Required work – Each entry below is to be transcribed exactly.

Records for this exercise –
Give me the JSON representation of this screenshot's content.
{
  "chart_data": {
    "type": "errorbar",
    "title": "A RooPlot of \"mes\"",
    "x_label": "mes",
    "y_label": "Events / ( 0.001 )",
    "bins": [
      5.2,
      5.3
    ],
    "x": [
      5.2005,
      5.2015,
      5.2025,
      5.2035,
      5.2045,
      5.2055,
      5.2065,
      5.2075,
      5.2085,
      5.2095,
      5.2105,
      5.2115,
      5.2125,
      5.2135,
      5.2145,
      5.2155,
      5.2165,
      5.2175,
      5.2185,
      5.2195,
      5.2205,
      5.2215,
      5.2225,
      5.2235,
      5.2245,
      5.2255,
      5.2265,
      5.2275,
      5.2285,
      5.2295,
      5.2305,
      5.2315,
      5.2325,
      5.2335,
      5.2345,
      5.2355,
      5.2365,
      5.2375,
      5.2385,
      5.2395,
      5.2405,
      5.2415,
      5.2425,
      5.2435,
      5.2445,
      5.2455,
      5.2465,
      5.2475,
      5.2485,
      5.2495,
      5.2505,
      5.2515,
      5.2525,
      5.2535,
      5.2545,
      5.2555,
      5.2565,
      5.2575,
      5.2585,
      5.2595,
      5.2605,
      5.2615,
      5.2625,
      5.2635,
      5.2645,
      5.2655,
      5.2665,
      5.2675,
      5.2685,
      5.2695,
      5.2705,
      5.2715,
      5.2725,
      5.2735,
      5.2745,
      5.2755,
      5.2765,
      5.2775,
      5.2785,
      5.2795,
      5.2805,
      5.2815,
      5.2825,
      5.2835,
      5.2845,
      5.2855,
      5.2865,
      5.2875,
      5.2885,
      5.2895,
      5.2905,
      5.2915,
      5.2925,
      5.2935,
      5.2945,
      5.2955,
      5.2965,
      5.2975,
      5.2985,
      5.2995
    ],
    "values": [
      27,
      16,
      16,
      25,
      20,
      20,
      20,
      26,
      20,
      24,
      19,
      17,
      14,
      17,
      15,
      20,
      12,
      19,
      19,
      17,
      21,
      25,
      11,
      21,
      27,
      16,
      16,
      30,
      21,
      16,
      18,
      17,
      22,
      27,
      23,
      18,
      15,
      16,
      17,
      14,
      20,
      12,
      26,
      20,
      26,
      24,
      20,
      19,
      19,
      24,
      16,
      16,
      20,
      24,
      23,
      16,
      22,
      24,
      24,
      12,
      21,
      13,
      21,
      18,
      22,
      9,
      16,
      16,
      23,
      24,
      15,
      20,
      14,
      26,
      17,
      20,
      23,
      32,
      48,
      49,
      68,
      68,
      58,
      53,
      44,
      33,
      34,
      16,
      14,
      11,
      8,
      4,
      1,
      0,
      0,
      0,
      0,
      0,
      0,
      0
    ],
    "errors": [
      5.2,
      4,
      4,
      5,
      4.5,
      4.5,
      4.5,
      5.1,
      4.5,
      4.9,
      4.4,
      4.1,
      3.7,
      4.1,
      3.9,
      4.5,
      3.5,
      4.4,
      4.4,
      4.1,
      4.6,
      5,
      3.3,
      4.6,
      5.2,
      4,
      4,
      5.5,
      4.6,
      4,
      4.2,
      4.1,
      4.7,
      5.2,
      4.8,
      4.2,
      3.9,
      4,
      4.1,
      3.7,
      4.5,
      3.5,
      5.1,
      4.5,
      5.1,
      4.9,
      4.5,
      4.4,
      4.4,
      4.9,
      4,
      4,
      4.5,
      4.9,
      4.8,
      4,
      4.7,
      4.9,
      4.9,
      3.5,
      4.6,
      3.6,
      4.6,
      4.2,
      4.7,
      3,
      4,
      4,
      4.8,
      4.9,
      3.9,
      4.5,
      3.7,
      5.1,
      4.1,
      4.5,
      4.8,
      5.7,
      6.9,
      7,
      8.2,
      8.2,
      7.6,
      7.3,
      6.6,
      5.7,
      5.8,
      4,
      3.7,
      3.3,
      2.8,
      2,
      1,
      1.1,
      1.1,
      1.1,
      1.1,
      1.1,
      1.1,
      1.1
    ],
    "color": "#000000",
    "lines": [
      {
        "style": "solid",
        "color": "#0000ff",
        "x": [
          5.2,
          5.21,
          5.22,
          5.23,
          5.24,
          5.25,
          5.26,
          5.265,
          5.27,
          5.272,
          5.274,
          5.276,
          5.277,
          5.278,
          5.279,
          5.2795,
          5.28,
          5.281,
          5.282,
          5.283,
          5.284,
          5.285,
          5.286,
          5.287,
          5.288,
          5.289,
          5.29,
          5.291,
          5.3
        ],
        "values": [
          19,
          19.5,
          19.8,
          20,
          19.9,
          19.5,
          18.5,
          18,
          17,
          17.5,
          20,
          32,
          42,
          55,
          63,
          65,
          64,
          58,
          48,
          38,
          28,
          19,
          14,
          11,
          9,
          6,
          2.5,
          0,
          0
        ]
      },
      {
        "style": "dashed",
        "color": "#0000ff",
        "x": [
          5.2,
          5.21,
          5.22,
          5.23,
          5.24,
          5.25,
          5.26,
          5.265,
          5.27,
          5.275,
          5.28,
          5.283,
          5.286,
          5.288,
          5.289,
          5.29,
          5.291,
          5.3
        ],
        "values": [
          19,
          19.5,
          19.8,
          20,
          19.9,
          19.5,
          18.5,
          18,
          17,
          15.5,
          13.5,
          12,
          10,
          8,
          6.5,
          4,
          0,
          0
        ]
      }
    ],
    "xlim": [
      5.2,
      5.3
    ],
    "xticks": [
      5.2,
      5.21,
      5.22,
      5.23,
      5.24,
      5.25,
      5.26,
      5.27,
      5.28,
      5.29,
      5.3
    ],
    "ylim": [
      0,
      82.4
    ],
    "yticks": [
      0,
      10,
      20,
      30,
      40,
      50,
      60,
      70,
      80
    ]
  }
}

Exercise answer –
Give me the JSON representation of this screenshot's content.
{
  "chart_data": {
    "type": "errorbar",
    "title": "A RooPlot of \"mes\"",
    "x_label": "mes",
    "y_label": "Events / ( 0.001 )",
    "bins": [
      5.2,
      5.3
    ],
    "x": [
      5.2005,
      5.2015,
      5.2025,
      5.2035,
      5.2045,
      5.2055,
      5.2065,
      5.2075,
      5.2085,
      5.2095,
      5.2105,
      5.2115,
      5.2125,
      5.2135,
      5.2145,
      5.2155,
      5.2165,
      5.2175,
      5.2185,
      5.2195,
      5.2205,
      5.2215,
      5.2225,
      5.2235,
      5.2245,
      5.2255,
      5.2265,
      5.2275,
      5.2285,
      5.2295,
      5.2305,
      5.2315,
      5.2325,
      5.2335,
      5.2345,
      5.2355,
      5.2365,
      5.2375,
      5.2385,
      5.2395,
      5.2405,
      5.2415,
      5.2425,
      5.2435,
      5.2445,
      5.2455,
      5.2465,
      5.2475,
      5.2485,
      5.2495,
      5.2505,
      5.2515,
      5.2525,
      5.2535,
      5.2545,
      5.2555,
      5.2565,
      5.2575,
      5.2585,
      5.2595,
      5.2605,
      5.2615,
      5.2625,
      5.2635,
      5.2645,
      5.2655,
      5.2665,
      5.2675,
      5.2685,
      5.2695,
      5.2705,
      5.2715,
      5.2725,
      5.2735,
      5.2745,
      5.2755,
      5.2765,
      5.2775,
      5.2785,
      5.2795,
      5.2805,
      5.2815,
      5.2825,
      5.2835,
      5.2845,
      5.2855,
      5.2865,
      5.2875,
      5.2885,
      5.2895,
      5.2905,
      5.2915,
      5.2925,
      5.2935,
      5.2945,
      5.2955,
      5.2965,
      5.2975,
      5.2985,
      5.2995
    ],
    "values": [
      27,
      16,
      16,
      25,
      20,
      20,
      20,
      26,
      20,
      24,
      19,
      17,
      14,
      17,
      15,
      20,
      12,
      19,
      19,
      17,
      21,
      25,
      11,
      21,
      27,
      16,
      16,
      30,
      21,
      16,
      18,
      17,
      22,
      27,
      23,
      18,
      15,
      16,
      17,
      14,
      20,
      12,
      26,
      20,
      26,
      24,
      20,
      19,
      19,
      24,
      16,
      16,
      20,
      24,
      23,
      16,
      22,
      24,
      24,
      12,
      21,
      13,
      21,
      18,
      22,
      9,
      16,
      16,
      23,
      24,
      15,
      20,
      14,
      26,
      17,
      20,
      23,
      32,
      48,
      49,
      68,
      68,
      58,
      53,
      44,
      33,
      34,
      16,
      14,
      11,
      8,
      4,
      1,
      0,
      0,
      0,
      0,
      0,
      0,
      0
    ],
    "errors": [
      5.2,
      4,
      4,
      5,
      4.5,
      4.5,
      4.5,
      5.1,
      4.5,
      4.9,
      4.4,
      4.1,
      3.7,
      4.1,
      3.9,
      4.5,
      3.5,
      4.4,
      4.4,
      4.1,
      4.6,
      5,
      3.3,
      4.6,
      5.2,
      4,
      4,
      5.5,
      4.6,
      4,
      4.2,
      4.1,
      4.7,
      5.2,
      4.8,
      4.2,
      3.9,
      4,
      4.1,
      3.7,
      4.5,
      3.5,
      5.1,
      4.5,
      5.1,
      4.9,
      4.5,
      4.4,
      4.4,
      4.9,
      4,
      4,
      4.5,
      4.9,
      4.8,
      4,
      4.7,
      4.9,
      4.9,
      3.5,
      4.6,
      3.6,
      4.6,
      4.2,
      4.7,
      3,
      4,
      4,
      4.8,
      4.9,
      3.9,
      4.5,
      3.7,
      5.1,
      4.1,
      4.5,
      4.8,
      5.7,
      6.9,
      7,
      8.2,
      8.2,
      7.6,
      7.3,
      6.6,
      5.7,
      5.8,
      4,
      3.7,
      3.3,
      2.8,
      2,
      1,
      1.1,
      1.1,
      1.1,
      1.1,
      1.1,
      1.1,
      1.1
    ],
    "color": "#000000",
    "lines": [
      {
        "style": "solid",
        "color": "#0000ff",
        "x": [
          5.2,
          5.21,
          5.22,
          5.23,
          5.24,
          5.25,
          5.26,
          5.265,
          5.27,
          5.272,
          5.274,
          5.276,
          5.277,
          5.278,
          5.279,
          5.2795,
          5.28,
          5.281,
          5.282,
          5.283,
          5.284,
          5.285,
          5.286,
          5.287,
          5.288,
          5.289,
          5.29,
          5.291,
          5.3
        ],
        "values": [
          19,
          19.5,
          19.8,
          20,
          19.9,
          19.5,
          18.5,
          18,
          17,
          17.5,
          20,
          32,
          42,
          55,
          63,
          65,
          64,
          58,
          48,
          38,
          28,
          19,
          14,
          11,
          9,
          6,
          2.5,
          0,
          0
        ]
      },
      {
        "style": "dashed",
        "color": "#0000ff",
        "x": [
          5.2,
          5.21,
          5.22,
          5.23,
          5.24,
          5.25,
          5.26,
          5.265,
          5.27,
          5.275,
          5.28,
          5.283,
          5.286,
          5.288,
          5.289,
          5.29,
          5.291,
          5.3
        ],
        "values": [
          19,
          19.5,
          19.8,
          20,
          19.9,
          19.5,
          18.5,
          18,
          17,
          15.5,
          13.5,
          12,
          10,
          8,
          6.5,
          4,
          0,
          0
        ]
      }
    ],
    "xlim": [
      5.2,
      5.3
    ],
    "xticks": [
      5.2,
      5.21,
      5.22,
      5.23,
      5.24,
      5.25,
      5.26,
      5.27,
      5.28,
      5.29,
      5.3
    ],
    "ylim": [
      0,
      82.4
    ],
    "yticks": [
      0,
      10,
      20,
      30,
      40,
      50,
      60,
      70,
      80
    ]
  }
}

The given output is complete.